**RECORDS TO PROCESS**

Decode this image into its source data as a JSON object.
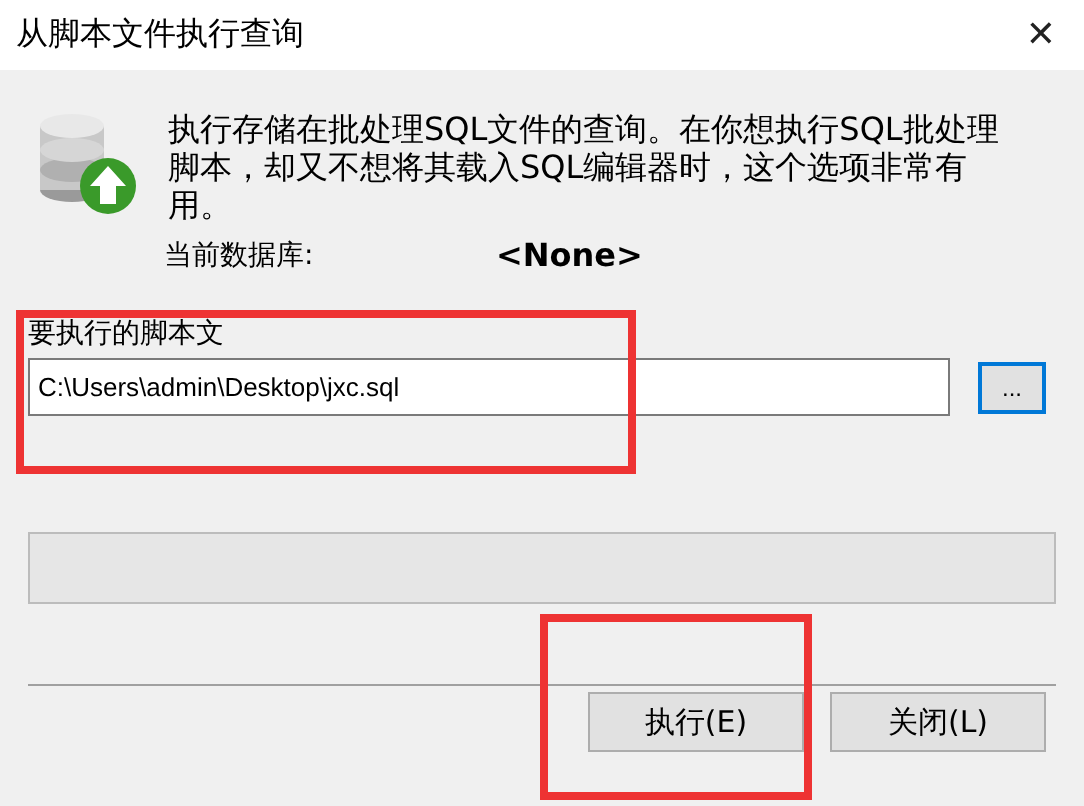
{
  "window": {
    "title": "从脚本文件执行查询",
    "close": "✕"
  },
  "description": "执行存储在批处理SQL文件的查询。在你想执行SQL批处理脚本，却又不想将其载入SQL编辑器时，这个选项非常有用。",
  "database": {
    "label": "当前数据库:",
    "value": "<None>"
  },
  "script": {
    "label": "要执行的脚本文",
    "value": "C:\\Users\\admin\\Desktop\\jxc.sql",
    "browse": "..."
  },
  "buttons": [
    {
      "label": "执行(E)"
    },
    {
      "label": "关闭(L)"
    }
  ],
  "annotations": [
    {
      "color": "#ee3333"
    },
    {
      "color": "#ee3333"
    }
  ]
}
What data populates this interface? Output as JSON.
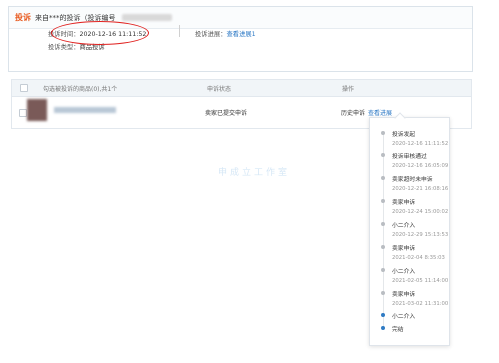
{
  "complaint": {
    "tag": "投诉",
    "header_text": "来自***的投诉（投诉编号",
    "time_label": "投诉时间：",
    "time_value": "2020-12-16 11:11:52",
    "type_label": "投诉类型：",
    "type_value": "商品投诉",
    "progress_label": "投诉进展：",
    "progress_link": "查看进展1"
  },
  "table": {
    "headers": [
      "勾选被投诉的商品(0),共1个",
      "申诉状态",
      "操作"
    ],
    "row": {
      "status": "卖家已提交申诉",
      "history_label": "历史申诉",
      "progress_link": "查看进展"
    }
  },
  "watermark": "申成立工作室",
  "timeline": [
    {
      "label": "投诉发起",
      "time": "2020-12-16 11:11:52",
      "active": false
    },
    {
      "label": "投诉审核通过",
      "time": "2020-12-16 16:05:09",
      "active": false
    },
    {
      "label": "卖家超时未申诉",
      "time": "2020-12-21 16:08:16",
      "active": false
    },
    {
      "label": "卖家申诉",
      "time": "2020-12-24 15:00:02",
      "active": false
    },
    {
      "label": "小二介入",
      "time": "2020-12-29 15:13:53",
      "active": false
    },
    {
      "label": "卖家申诉",
      "time": "2021-02-04 8:35:03",
      "active": false
    },
    {
      "label": "小二介入",
      "time": "2021-02-05 11:14:00",
      "active": false
    },
    {
      "label": "卖家申诉",
      "time": "2021-03-02 11:31:00",
      "active": false
    },
    {
      "label": "小二介入",
      "time": "",
      "active": true
    },
    {
      "label": "完结",
      "time": "",
      "active": true
    }
  ],
  "colors": {
    "tag": "#e85a1f",
    "link": "#2b78c5",
    "highlight_circle": "#e0201e",
    "active_dot": "#2f7bc4"
  }
}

**WRITTEN PROBLEM**
Images do not belong in the copy; reproduce all other parts of the records above verbatim.

**TASK SOLUTION**
Decode this image into its source data as a JSON object.
{
  "window": {
    "title": "从脚本文件执行查询",
    "close": "✕"
  },
  "description": "执行存储在批处理SQL文件的查询。在你想执行SQL批处理脚本，却又不想将其载入SQL编辑器时，这个选项非常有用。",
  "database": {
    "label": "当前数据库:",
    "value": "<None>"
  },
  "script": {
    "label": "要执行的脚本文",
    "value": "C:\\Users\\admin\\Desktop\\jxc.sql",
    "browse": "..."
  },
  "buttons": [
    {
      "label": "执行(E)"
    },
    {
      "label": "关闭(L)"
    }
  ],
  "annotations": [
    {
      "color": "#ee3333"
    },
    {
      "color": "#ee3333"
    }
  ]
}
What data populates this interface? Output as JSON.
{
  "complaint": {
    "tag": "投诉",
    "header_text": "来自***的投诉（投诉编号",
    "time_label": "投诉时间：",
    "time_value": "2020-12-16 11:11:52",
    "type_label": "投诉类型：",
    "type_value": "商品投诉",
    "progress_label": "投诉进展：",
    "progress_link": "查看进展1"
  },
  "table": {
    "headers": [
      "勾选被投诉的商品(0),共1个",
      "申诉状态",
      "操作"
    ],
    "row": {
      "status": "卖家已提交申诉",
      "history_label": "历史申诉",
      "progress_link": "查看进展"
    }
  },
  "watermark": "申成立工作室",
  "timeline": [
    {
      "label": "投诉发起",
      "time": "2020-12-16 11:11:52",
      "active": false
    },
    {
      "label": "投诉审核通过",
      "time": "2020-12-16 16:05:09",
      "active": false
    },
    {
      "label": "卖家超时未申诉",
      "time": "2020-12-21 16:08:16",
      "active": false
    },
    {
      "label": "卖家申诉",
      "time": "2020-12-24 15:00:02",
      "active": false
    },
    {
      "label": "小二介入",
      "time": "2020-12-29 15:13:53",
      "active": false
    },
    {
      "label": "卖家申诉",
      "time": "2021-02-04 8:35:03",
      "active": false
    },
    {
      "label": "小二介入",
      "time": "2021-02-05 11:14:00",
      "active": false
    },
    {
      "label": "卖家申诉",
      "time": "2021-03-02 11:31:00",
      "active": false
    },
    {
      "label": "小二介入",
      "time": "",
      "active": true
    },
    {
      "label": "完结",
      "time": "",
      "active": true
    }
  ],
  "colors": {
    "tag": "#e85a1f",
    "link": "#2b78c5",
    "highlight_circle": "#e0201e",
    "active_dot": "#2f7bc4"
  }
}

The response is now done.